═════ MATERIAL SHOWN ═════

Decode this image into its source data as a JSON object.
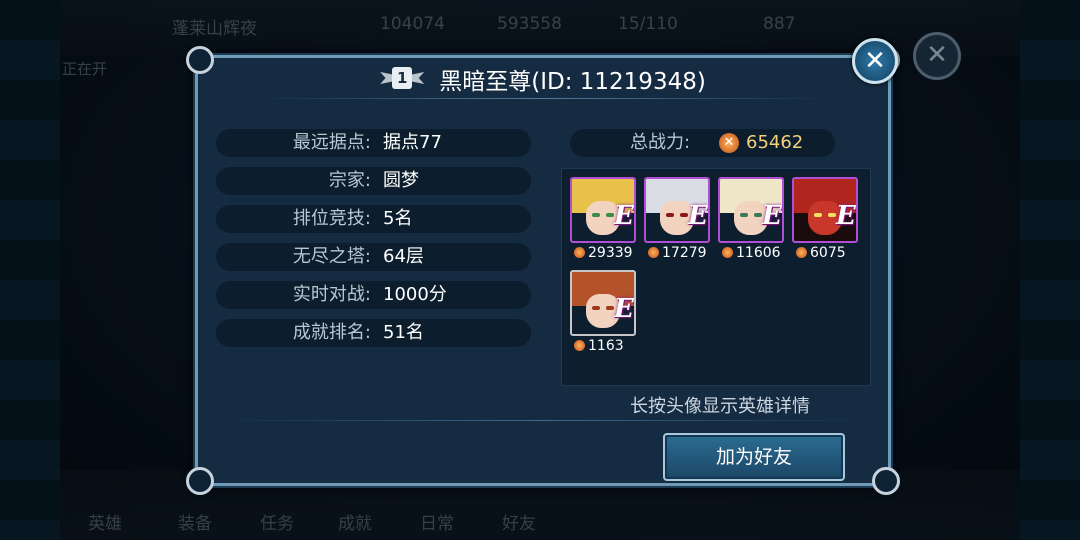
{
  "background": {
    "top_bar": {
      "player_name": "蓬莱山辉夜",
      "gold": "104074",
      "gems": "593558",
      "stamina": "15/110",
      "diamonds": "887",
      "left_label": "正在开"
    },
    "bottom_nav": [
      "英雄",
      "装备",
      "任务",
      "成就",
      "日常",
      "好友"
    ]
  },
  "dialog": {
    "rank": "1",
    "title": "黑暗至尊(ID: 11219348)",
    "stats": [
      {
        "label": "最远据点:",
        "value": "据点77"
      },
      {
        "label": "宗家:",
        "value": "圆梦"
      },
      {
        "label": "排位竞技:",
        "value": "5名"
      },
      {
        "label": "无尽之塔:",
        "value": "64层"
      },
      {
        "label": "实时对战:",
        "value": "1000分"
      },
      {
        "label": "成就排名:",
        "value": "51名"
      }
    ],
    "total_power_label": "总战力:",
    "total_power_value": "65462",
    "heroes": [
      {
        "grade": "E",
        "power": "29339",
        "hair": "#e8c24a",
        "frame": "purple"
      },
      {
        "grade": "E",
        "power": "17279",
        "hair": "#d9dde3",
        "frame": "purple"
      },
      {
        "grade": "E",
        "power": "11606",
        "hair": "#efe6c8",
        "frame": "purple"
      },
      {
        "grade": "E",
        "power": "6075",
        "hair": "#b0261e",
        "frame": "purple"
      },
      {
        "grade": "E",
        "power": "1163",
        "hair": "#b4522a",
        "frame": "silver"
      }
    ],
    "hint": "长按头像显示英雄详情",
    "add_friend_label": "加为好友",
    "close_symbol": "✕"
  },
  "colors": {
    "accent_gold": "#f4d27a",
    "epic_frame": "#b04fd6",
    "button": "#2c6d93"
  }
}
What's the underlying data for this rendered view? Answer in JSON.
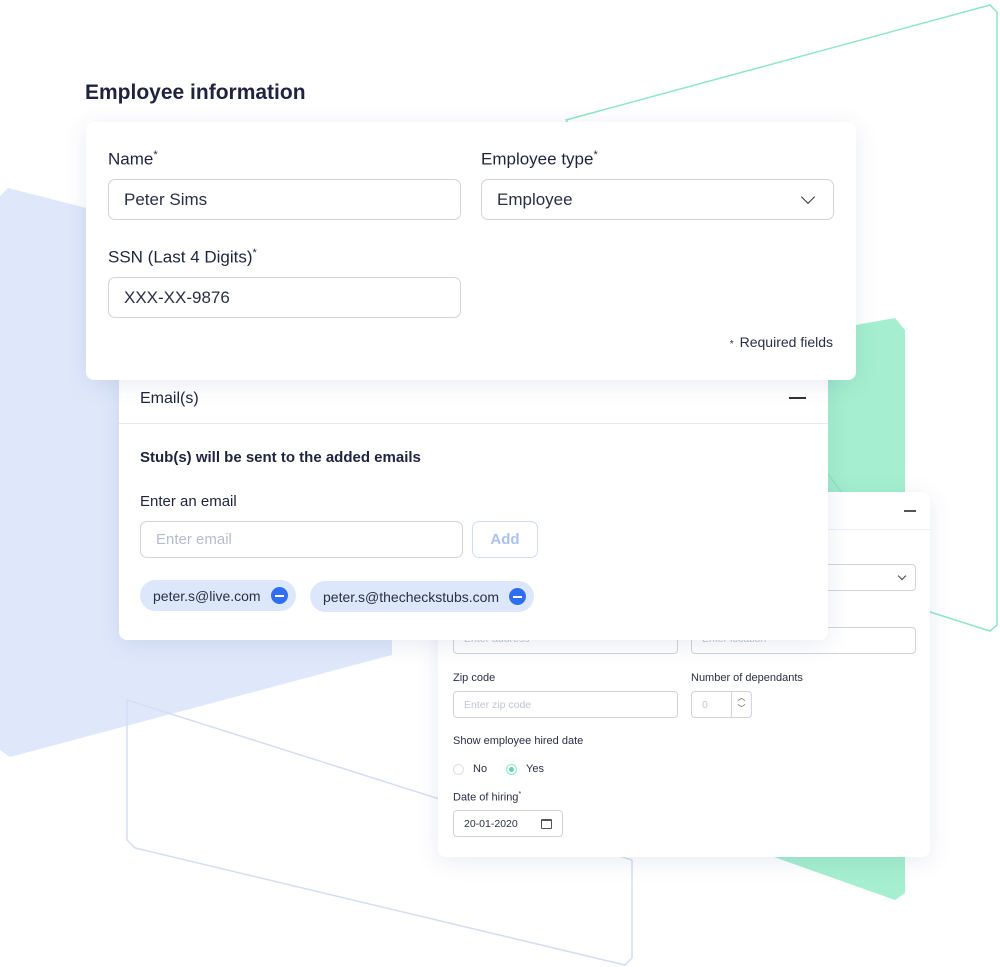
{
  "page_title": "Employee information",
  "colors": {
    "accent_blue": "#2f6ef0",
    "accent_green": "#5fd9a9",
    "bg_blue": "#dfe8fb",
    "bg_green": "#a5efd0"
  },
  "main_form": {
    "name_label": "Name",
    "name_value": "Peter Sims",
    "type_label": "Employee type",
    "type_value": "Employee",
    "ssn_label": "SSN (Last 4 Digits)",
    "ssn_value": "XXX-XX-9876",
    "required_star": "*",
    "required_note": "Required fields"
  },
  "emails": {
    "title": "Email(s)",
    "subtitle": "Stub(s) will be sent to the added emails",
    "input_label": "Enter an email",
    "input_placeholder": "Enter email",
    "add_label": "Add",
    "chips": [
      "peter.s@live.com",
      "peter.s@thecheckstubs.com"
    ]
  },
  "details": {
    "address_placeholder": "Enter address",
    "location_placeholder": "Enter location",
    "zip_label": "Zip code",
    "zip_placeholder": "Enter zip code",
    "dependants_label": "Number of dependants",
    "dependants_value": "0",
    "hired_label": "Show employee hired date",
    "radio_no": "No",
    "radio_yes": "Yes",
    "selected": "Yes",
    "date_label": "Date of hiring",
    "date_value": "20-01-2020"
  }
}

═════

**TASK INSTRUCTIONS**
Omit the pictures, then quote the rest of the material above exactly.

**TASK SOLUTION**
Decode this image into its source data as a JSON object.
{
  "background": {
    "top_bar": {
      "player_name": "蓬莱山辉夜",
      "gold": "104074",
      "gems": "593558",
      "stamina": "15/110",
      "diamonds": "887",
      "left_label": "正在开"
    },
    "bottom_nav": [
      "英雄",
      "装备",
      "任务",
      "成就",
      "日常",
      "好友"
    ]
  },
  "dialog": {
    "rank": "1",
    "title": "黑暗至尊(ID: 11219348)",
    "stats": [
      {
        "label": "最远据点:",
        "value": "据点77"
      },
      {
        "label": "宗家:",
        "value": "圆梦"
      },
      {
        "label": "排位竞技:",
        "value": "5名"
      },
      {
        "label": "无尽之塔:",
        "value": "64层"
      },
      {
        "label": "实时对战:",
        "value": "1000分"
      },
      {
        "label": "成就排名:",
        "value": "51名"
      }
    ],
    "total_power_label": "总战力:",
    "total_power_value": "65462",
    "heroes": [
      {
        "grade": "E",
        "power": "29339",
        "hair": "#e8c24a",
        "frame": "purple"
      },
      {
        "grade": "E",
        "power": "17279",
        "hair": "#d9dde3",
        "frame": "purple"
      },
      {
        "grade": "E",
        "power": "11606",
        "hair": "#efe6c8",
        "frame": "purple"
      },
      {
        "grade": "E",
        "power": "6075",
        "hair": "#b0261e",
        "frame": "purple"
      },
      {
        "grade": "E",
        "power": "1163",
        "hair": "#b4522a",
        "frame": "silver"
      }
    ],
    "hint": "长按头像显示英雄详情",
    "add_friend_label": "加为好友",
    "close_symbol": "✕"
  },
  "colors": {
    "accent_gold": "#f4d27a",
    "epic_frame": "#b04fd6",
    "button": "#2c6d93"
  }
}
What's the underlying data for this rendered view? Answer in JSON.
{
  "page_title": "Employee information",
  "colors": {
    "accent_blue": "#2f6ef0",
    "accent_green": "#5fd9a9",
    "bg_blue": "#dfe8fb",
    "bg_green": "#a5efd0"
  },
  "main_form": {
    "name_label": "Name",
    "name_value": "Peter Sims",
    "type_label": "Employee type",
    "type_value": "Employee",
    "ssn_label": "SSN (Last 4 Digits)",
    "ssn_value": "XXX-XX-9876",
    "required_star": "*",
    "required_note": "Required fields"
  },
  "emails": {
    "title": "Email(s)",
    "subtitle": "Stub(s) will be sent to the added emails",
    "input_label": "Enter an email",
    "input_placeholder": "Enter email",
    "add_label": "Add",
    "chips": [
      "peter.s@live.com",
      "peter.s@thecheckstubs.com"
    ]
  },
  "details": {
    "address_placeholder": "Enter address",
    "location_placeholder": "Enter location",
    "zip_label": "Zip code",
    "zip_placeholder": "Enter zip code",
    "dependants_label": "Number of dependants",
    "dependants_value": "0",
    "hired_label": "Show employee hired date",
    "radio_no": "No",
    "radio_yes": "Yes",
    "selected": "Yes",
    "date_label": "Date of hiring",
    "date_value": "20-01-2020"
  }
}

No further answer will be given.